_WRITTEN EXERCISE_.
The entries below are to be repeated exactly as they stand.
#### STORED ROWS
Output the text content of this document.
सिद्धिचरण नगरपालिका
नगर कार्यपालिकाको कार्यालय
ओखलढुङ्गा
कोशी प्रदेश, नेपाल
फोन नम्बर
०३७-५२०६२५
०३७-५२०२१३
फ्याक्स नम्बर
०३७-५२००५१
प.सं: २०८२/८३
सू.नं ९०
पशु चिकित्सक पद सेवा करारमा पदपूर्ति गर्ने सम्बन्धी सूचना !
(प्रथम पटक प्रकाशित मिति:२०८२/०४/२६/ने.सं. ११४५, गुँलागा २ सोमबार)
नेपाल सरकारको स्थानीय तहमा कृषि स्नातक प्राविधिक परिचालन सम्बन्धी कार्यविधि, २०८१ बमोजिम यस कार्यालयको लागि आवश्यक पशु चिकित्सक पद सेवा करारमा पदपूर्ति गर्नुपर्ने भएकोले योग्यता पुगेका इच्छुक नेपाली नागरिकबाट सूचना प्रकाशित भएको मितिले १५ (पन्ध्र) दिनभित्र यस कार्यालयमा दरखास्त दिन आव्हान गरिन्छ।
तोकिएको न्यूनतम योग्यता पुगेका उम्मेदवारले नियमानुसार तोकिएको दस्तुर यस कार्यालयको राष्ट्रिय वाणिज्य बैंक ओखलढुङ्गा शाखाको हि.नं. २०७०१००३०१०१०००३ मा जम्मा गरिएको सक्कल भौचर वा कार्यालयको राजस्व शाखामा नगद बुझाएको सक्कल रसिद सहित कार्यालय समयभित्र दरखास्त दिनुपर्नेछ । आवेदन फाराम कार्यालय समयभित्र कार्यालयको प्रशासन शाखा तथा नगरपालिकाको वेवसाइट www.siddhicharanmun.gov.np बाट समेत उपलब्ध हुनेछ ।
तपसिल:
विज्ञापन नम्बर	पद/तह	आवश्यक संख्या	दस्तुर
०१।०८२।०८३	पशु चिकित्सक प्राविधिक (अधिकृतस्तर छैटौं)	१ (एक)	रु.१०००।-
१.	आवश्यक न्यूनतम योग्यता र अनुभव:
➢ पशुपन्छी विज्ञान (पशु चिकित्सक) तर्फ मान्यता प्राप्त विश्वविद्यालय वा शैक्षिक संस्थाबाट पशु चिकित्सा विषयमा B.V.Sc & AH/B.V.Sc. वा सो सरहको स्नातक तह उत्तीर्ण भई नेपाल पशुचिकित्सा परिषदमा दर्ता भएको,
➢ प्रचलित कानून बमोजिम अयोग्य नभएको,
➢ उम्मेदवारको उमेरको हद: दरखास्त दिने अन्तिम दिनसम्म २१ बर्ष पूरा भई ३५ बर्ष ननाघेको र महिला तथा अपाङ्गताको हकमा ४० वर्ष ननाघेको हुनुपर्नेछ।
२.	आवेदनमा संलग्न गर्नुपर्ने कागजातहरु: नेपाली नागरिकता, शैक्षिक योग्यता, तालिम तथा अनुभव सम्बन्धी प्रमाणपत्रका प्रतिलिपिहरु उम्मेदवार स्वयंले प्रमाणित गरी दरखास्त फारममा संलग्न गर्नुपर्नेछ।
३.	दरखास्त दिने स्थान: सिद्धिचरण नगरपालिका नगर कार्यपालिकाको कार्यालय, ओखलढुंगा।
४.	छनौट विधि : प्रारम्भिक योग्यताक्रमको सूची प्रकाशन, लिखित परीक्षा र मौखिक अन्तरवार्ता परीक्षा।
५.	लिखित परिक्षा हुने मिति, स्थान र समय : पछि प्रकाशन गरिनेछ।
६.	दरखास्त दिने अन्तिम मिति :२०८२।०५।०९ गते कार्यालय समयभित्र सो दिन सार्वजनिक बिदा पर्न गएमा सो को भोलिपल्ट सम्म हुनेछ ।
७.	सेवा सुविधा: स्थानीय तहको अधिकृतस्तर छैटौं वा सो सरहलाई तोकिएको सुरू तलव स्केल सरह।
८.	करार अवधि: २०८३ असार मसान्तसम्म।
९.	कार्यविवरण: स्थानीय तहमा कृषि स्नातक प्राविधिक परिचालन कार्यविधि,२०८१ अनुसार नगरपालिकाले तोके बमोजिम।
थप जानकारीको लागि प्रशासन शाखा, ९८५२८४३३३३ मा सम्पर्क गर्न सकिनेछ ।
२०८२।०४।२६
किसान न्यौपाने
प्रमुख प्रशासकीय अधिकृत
########
_COMPLETE OUTPUT_.
Output the text content of this document.
सिद्धिचरण नगरपालिका
नगर कार्यपालिकाको कार्यालय
ओखलढुङ्गा
कोशी प्रदेश, नेपाल
फोन नम्बर
०३७-५२०६२५
०३७-५२०२१३
फ्याक्स नम्बर
०३७-५२००५१
प.सं: २०८२/८३
सू.नं ९०
पशु चिकित्सक पद सेवा करारमा पदपूर्ति गर्ने सम्बन्धी सूचना !
(प्रथम पटक प्रकाशित मिति:२०८२/०४/२६/ने.सं. ११४५, गुँलागा २ सोमबार)
नेपाल सरकारको स्थानीय तहमा कृषि स्नातक प्राविधिक परिचालन सम्बन्धी कार्यविधि, २०८१ बमोजिम यस कार्यालयको लागि आवश्यक पशु चिकित्सक पद सेवा करारमा पदपूर्ति गर्नुपर्ने भएकोले योग्यता पुगेका इच्छुक नेपाली नागरिकबाट सूचना प्रकाशित भएको मितिले १५ (पन्ध्र) दिनभित्र यस कार्यालयमा दरखास्त दिन आव्हान गरिन्छ।
तोकिएको न्यूनतम योग्यता पुगेका उम्मेदवारले नियमानुसार तोकिएको दस्तुर यस कार्यालयको राष्ट्रिय वाणिज्य बैंक ओखलढुङ्गा शाखाको हि.नं. २०७०१००३०१०१०००३ मा जम्मा गरिएको सक्कल भौचर वा कार्यालयको राजस्व शाखामा नगद बुझाएको सक्कल रसिद सहित कार्यालय समयभित्र दरखास्त दिनुपर्नेछ । आवेदन फाराम कार्यालय समयभित्र कार्यालयको प्रशासन शाखा तथा नगरपालिकाको वेवसाइट www.siddhicharanmun.gov.np बाट समेत उपलब्ध हुनेछ ।
तपसिल:
विज्ञापन नम्बर	पद/तह	आवश्यक संख्या	दस्तुर
०१।०८२।०८३	पशु चिकित्सक प्राविधिक (अधिकृतस्तर छैटौं)	१ (एक)	रु.१०००।-
१.	आवश्यक न्यूनतम योग्यता र अनुभव:
➢ पशुपन्छी विज्ञान (पशु चिकित्सक) तर्फ मान्यता प्राप्त विश्वविद्यालय वा शैक्षिक संस्थाबाट पशु चिकित्सा विषयमा B.V.Sc & AH/B.V.Sc. वा सो सरहको स्नातक तह उत्तीर्ण भई नेपाल पशुचिकित्सा परिषदमा दर्ता भएको,
➢ प्रचलित कानून बमोजिम अयोग्य नभएको,
➢ उम्मेदवारको उमेरको हद: दरखास्त दिने अन्तिम दिनसम्म २१ बर्ष पूरा भई ३५ बर्ष ननाघेको र महिला तथा अपाङ्गताको हकमा ४० वर्ष ननाघेको हुनुपर्नेछ।
२.	आवेदनमा संलग्न गर्नुपर्ने कागजातहरु: नेपाली नागरिकता, शैक्षिक योग्यता, तालिम तथा अनुभव सम्बन्धी प्रमाणपत्रका प्रतिलिपिहरु उम्मेदवार स्वयंले प्रमाणित गरी दरखास्त फारममा संलग्न गर्नुपर्नेछ।
३.	दरखास्त दिने स्थान: सिद्धिचरण नगरपालिका नगर कार्यपालिकाको कार्यालय, ओखलढुंगा।
४.	छनौट विधि : प्रारम्भिक योग्यताक्रमको सूची प्रकाशन, लिखित परीक्षा र मौखिक अन्तरवार्ता परीक्षा।
५.	लिखित परिक्षा हुने मिति, स्थान र समय : पछि प्रकाशन गरिनेछ।
६.	दरखास्त दिने अन्तिम मिति :२०८२।०५।०९ गते कार्यालय समयभित्र सो दिन सार्वजनिक बिदा पर्न गएमा सो को भोलिपल्ट सम्म हुनेछ ।
७.	सेवा सुविधा: स्थानीय तहको अधिकृतस्तर छैटौं वा सो सरहलाई तोकिएको सुरू तलव स्केल सरह।
८.	करार अवधि: २०८३ असार मसान्तसम्म।
९.	कार्यविवरण: स्थानीय तहमा कृषि स्नातक प्राविधिक परिचालन कार्यविधि,२०८१ अनुसार नगरपालिकाले तोके बमोजिम।
थप जानकारीको लागि प्रशासन शाखा, ९८५२८४३३३३ मा सम्पर्क गर्न सकिनेछ ।
२०८२।०४।२६
किसान न्यौपाने
प्रमुख प्रशासकीय अधिकृत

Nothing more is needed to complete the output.